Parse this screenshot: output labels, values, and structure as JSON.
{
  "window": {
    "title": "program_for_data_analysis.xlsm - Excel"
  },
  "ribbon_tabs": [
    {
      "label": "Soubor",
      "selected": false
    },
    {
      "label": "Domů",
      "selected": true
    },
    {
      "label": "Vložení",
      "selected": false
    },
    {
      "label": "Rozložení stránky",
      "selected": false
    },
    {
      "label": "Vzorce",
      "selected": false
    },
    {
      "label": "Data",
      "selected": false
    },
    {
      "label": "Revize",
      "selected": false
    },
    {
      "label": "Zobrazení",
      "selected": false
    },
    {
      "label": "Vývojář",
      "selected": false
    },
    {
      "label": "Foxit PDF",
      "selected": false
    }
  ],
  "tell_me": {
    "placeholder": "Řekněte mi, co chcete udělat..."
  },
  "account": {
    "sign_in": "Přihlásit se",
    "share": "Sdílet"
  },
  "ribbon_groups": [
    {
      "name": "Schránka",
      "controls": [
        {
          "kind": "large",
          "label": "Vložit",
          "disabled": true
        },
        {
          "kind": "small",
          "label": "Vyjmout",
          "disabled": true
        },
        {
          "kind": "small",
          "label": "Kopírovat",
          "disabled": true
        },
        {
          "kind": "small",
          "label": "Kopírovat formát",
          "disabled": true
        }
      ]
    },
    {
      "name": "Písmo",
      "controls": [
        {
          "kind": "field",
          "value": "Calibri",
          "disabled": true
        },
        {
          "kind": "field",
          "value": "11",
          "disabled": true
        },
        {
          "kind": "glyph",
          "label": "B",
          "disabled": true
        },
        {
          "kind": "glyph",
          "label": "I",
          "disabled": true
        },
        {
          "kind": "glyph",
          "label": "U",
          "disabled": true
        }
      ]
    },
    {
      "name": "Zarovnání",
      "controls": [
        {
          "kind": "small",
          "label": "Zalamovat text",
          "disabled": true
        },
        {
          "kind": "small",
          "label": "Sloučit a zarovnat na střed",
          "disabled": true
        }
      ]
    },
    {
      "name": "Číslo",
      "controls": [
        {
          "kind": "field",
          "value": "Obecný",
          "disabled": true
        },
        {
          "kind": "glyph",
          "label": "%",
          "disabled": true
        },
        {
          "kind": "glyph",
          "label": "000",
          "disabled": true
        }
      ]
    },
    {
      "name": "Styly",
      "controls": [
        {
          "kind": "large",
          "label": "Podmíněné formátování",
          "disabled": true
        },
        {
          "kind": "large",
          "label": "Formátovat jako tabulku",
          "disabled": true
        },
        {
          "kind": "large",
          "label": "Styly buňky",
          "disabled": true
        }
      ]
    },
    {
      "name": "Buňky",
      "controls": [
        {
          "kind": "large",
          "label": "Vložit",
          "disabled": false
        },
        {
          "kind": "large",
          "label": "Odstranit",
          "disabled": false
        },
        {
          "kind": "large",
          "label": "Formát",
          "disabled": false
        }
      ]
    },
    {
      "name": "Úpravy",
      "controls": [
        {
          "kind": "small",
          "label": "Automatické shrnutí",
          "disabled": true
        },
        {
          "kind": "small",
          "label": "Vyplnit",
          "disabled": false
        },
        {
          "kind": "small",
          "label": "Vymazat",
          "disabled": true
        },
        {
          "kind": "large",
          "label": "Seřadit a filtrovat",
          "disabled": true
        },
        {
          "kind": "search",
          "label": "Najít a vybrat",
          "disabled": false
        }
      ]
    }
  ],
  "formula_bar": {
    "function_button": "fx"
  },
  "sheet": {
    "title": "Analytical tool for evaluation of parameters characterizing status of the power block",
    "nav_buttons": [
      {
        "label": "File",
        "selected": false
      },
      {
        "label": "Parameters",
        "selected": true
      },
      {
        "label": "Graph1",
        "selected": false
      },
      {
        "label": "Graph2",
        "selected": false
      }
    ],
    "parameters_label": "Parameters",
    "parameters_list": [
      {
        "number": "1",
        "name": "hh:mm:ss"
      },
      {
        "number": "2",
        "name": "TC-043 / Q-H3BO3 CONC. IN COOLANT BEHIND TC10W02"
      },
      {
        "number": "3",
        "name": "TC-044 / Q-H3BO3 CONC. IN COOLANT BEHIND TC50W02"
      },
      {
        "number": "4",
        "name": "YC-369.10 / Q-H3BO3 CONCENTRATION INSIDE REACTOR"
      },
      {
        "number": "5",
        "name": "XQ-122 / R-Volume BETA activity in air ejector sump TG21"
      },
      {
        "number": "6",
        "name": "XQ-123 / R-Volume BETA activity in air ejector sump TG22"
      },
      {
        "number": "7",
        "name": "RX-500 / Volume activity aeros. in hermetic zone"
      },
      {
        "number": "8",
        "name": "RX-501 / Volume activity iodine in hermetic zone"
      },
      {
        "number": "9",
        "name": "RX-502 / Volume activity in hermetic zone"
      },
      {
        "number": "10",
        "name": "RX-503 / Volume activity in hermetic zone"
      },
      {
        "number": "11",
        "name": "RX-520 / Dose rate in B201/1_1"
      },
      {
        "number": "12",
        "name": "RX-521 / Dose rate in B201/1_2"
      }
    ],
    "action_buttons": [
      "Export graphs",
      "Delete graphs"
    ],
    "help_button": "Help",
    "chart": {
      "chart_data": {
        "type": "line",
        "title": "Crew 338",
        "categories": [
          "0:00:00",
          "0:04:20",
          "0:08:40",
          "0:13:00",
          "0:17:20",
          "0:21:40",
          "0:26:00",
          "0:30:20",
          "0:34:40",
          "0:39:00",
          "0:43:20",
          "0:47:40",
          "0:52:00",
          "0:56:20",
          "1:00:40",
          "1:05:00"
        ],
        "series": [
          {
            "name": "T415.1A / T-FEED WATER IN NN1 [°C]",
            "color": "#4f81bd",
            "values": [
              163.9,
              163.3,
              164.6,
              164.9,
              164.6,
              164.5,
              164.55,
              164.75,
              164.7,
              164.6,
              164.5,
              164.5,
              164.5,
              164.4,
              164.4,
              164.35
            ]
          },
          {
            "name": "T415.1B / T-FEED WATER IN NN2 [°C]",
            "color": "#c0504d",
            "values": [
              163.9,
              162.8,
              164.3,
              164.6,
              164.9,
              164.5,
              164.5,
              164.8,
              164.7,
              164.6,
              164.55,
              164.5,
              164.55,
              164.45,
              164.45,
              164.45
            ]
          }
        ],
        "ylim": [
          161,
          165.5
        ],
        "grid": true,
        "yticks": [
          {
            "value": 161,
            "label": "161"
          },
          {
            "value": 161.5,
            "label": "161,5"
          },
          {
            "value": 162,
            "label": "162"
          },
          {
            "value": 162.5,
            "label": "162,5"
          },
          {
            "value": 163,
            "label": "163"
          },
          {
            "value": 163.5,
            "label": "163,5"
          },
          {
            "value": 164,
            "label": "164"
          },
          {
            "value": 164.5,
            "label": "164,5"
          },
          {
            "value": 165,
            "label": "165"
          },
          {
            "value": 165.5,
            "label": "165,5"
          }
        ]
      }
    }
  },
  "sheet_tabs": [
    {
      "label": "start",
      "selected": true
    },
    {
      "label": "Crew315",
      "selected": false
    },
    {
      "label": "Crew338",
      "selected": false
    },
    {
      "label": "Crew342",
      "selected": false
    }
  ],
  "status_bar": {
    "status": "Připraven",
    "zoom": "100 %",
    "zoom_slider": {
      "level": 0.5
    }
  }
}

##########

### WHAT TO WORK ON
Using the data above, copy each line that contains "number".

### ANSWER IN FULL
        "number": "1",
        "number": "2",
        "number": "3",
        "number": "4",
        "number": "5",
        "number": "6",
        "number": "7",
        "number": "8",
        "number": "9",
        "number": "10",
        "number": "11",
        "number": "12",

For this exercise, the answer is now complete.